■ **AIM OF THE TASK**: Rewrite the data below, changing every "section-heading" to "section-title" and keeping everything else the same.

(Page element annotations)
+ + + + + + +

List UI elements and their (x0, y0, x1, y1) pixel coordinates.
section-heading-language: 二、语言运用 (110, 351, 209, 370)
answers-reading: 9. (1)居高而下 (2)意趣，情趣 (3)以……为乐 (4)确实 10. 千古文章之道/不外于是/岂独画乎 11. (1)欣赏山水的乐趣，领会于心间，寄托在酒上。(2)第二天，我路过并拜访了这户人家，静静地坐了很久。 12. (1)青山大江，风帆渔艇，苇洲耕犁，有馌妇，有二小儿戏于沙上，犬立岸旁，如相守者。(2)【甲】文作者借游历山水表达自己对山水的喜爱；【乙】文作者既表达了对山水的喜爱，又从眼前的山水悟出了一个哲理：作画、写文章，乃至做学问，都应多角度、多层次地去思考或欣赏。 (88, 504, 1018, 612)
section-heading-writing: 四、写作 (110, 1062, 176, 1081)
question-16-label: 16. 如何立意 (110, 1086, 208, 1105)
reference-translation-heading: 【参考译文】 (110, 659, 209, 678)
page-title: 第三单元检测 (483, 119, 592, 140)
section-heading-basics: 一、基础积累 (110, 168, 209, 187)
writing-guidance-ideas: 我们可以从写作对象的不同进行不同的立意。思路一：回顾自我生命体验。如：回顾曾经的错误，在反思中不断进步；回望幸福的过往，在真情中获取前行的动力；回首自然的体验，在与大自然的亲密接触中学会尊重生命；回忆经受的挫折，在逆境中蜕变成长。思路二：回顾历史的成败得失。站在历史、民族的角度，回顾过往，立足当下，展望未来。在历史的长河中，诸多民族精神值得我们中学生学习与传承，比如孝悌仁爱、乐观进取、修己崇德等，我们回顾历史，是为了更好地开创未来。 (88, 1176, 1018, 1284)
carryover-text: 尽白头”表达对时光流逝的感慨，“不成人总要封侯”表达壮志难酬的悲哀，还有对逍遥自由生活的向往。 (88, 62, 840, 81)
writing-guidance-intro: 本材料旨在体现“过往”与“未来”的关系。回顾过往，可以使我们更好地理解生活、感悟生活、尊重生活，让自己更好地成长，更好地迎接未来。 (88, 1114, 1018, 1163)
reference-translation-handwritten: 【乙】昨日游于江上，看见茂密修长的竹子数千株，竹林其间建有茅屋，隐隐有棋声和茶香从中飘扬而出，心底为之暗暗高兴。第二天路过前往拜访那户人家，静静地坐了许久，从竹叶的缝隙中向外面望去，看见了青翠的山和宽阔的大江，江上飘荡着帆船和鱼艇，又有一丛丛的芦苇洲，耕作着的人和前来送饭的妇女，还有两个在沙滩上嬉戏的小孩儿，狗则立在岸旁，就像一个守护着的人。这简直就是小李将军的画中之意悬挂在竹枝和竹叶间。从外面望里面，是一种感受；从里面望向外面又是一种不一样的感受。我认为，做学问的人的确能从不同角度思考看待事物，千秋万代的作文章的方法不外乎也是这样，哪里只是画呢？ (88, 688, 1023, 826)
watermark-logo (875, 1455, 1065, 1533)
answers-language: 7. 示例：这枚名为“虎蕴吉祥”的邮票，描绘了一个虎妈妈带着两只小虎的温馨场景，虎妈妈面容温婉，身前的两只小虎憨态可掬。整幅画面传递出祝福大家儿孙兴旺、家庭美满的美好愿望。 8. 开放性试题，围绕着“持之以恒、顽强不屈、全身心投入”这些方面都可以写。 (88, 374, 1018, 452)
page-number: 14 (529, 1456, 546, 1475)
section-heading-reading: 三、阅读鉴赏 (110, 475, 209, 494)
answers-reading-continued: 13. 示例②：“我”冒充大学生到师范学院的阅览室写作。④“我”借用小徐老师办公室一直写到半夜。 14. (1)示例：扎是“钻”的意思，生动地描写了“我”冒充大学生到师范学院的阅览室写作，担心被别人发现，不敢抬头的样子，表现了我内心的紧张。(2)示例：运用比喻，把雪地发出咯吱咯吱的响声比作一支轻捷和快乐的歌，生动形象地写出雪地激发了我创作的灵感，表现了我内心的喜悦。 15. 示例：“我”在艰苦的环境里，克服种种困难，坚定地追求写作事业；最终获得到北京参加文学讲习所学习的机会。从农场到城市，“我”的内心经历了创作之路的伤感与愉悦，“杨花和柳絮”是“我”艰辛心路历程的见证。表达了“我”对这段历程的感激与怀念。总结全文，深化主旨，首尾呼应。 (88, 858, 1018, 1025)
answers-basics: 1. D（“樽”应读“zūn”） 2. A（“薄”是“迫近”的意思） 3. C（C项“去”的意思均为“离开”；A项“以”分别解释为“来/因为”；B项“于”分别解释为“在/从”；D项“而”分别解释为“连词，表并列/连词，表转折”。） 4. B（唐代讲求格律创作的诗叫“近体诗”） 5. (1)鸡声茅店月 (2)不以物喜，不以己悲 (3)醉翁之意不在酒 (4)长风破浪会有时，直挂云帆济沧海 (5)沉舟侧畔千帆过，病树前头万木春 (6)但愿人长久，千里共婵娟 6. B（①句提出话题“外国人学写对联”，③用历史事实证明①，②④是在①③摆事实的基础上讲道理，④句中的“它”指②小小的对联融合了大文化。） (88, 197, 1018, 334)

+ + + + + + +

■ **THE RESPONSE**:
List UI elements and their (x0, y0, x1, y1) pixel coordinates.
section-title-language: 二、语言运用 (110, 351, 209, 370)
answers-reading: 9. (1)居高而下 (2)意趣，情趣 (3)以……为乐 (4)确实 10. 千古文章之道/不外于是/岂独画乎 11. (1)欣赏山水的乐趣，领会于心间，寄托在酒上。(2)第二天，我路过并拜访了这户人家，静静地坐了很久。 12. (1)青山大江，风帆渔艇，苇洲耕犁，有馌妇，有二小儿戏于沙上，犬立岸旁，如相守者。(2)【甲】文作者借游历山水表达自己对山水的喜爱；【乙】文作者既表达了对山水的喜爱，又从眼前的山水悟出了一个哲理：作画、写文章，乃至做学问，都应多角度、多层次地去思考或欣赏。 (88, 504, 1018, 612)
section-title-writing: 四、写作 (110, 1062, 176, 1081)
question-16-label: 16. 如何立意 (110, 1086, 208, 1105)
reference-translation-heading: 【参考译文】 (110, 659, 209, 678)
page-title: 第三单元检测 (483, 119, 592, 140)
section-title-basics: 一、基础积累 (110, 168, 209, 187)
writing-guidance-ideas: 我们可以从写作对象的不同进行不同的立意。思路一：回顾自我生命体验。如：回顾曾经的错误，在反思中不断进步；回望幸福的过往，在真情中获取前行的动力；回首自然的体验，在与大自然的亲密接触中学会尊重生命；回忆经受的挫折，在逆境中蜕变成长。思路二：回顾历史的成败得失。站在历史、民族的角度，回顾过往，立足当下，展望未来。在历史的长河中，诸多民族精神值得我们中学生学习与传承，比如孝悌仁爱、乐观进取、修己崇德等，我们回顾历史，是为了更好地开创未来。 (88, 1176, 1018, 1284)
carryover-text: 尽白头”表达对时光流逝的感慨，“不成人总要封侯”表达壮志难酬的悲哀，还有对逍遥自由生活的向往。 (88, 62, 840, 81)
writing-guidance-intro: 本材料旨在体现“过往”与“未来”的关系。回顾过往，可以使我们更好地理解生活、感悟生活、尊重生活，让自己更好地成长，更好地迎接未来。 (88, 1114, 1018, 1163)
reference-translation-handwritten: 【乙】昨日游于江上，看见茂密修长的竹子数千株，竹林其间建有茅屋，隐隐有棋声和茶香从中飘扬而出，心底为之暗暗高兴。第二天路过前往拜访那户人家，静静地坐了许久，从竹叶的缝隙中向外面望去，看见了青翠的山和宽阔的大江，江上飘荡着帆船和鱼艇，又有一丛丛的芦苇洲，耕作着的人和前来送饭的妇女，还有两个在沙滩上嬉戏的小孩儿，狗则立在岸旁，就像一个守护着的人。这简直就是小李将军的画中之意悬挂在竹枝和竹叶间。从外面望里面，是一种感受；从里面望向外面又是一种不一样的感受。我认为，做学问的人的确能从不同角度思考看待事物，千秋万代的作文章的方法不外乎也是这样，哪里只是画呢？ (88, 688, 1023, 826)
watermark-logo (875, 1455, 1065, 1533)
answers-language: 7. 示例：这枚名为“虎蕴吉祥”的邮票，描绘了一个虎妈妈带着两只小虎的温馨场景，虎妈妈面容温婉，身前的两只小虎憨态可掬。整幅画面传递出祝福大家儿孙兴旺、家庭美满的美好愿望。 8. 开放性试题，围绕着“持之以恒、顽强不屈、全身心投入”这些方面都可以写。 (88, 374, 1018, 452)
page-number: 14 (529, 1456, 546, 1475)
section-title-reading: 三、阅读鉴赏 (110, 475, 209, 494)
answers-reading-continued: 13. 示例②：“我”冒充大学生到师范学院的阅览室写作。④“我”借用小徐老师办公室一直写到半夜。 14. (1)示例：扎是“钻”的意思，生动地描写了“我”冒充大学生到师范学院的阅览室写作，担心被别人发现，不敢抬头的样子，表现了我内心的紧张。(2)示例：运用比喻，把雪地发出咯吱咯吱的响声比作一支轻捷和快乐的歌，生动形象地写出雪地激发了我创作的灵感，表现了我内心的喜悦。 15. 示例：“我”在艰苦的环境里，克服种种困难，坚定地追求写作事业；最终获得到北京参加文学讲习所学习的机会。从农场到城市，“我”的内心经历了创作之路的伤感与愉悦，“杨花和柳絮”是“我”艰辛心路历程的见证。表达了“我”对这段历程的感激与怀念。总结全文，深化主旨，首尾呼应。 (88, 858, 1018, 1025)
answers-basics: 1. D（“樽”应读“zūn”） 2. A（“薄”是“迫近”的意思） 3. C（C项“去”的意思均为“离开”；A项“以”分别解释为“来/因为”；B项“于”分别解释为“在/从”；D项“而”分别解释为“连词，表并列/连词，表转折”。） 4. B（唐代讲求格律创作的诗叫“近体诗”） 5. (1)鸡声茅店月 (2)不以物喜，不以己悲 (3)醉翁之意不在酒 (4)长风破浪会有时，直挂云帆济沧海 (5)沉舟侧畔千帆过，病树前头万木春 (6)但愿人长久，千里共婵娟 6. B（①句提出话题“外国人学写对联”，③用历史事实证明①，②④是在①③摆事实的基础上讲道理，④句中的“它”指②小小的对联融合了大文化。） (88, 197, 1018, 334)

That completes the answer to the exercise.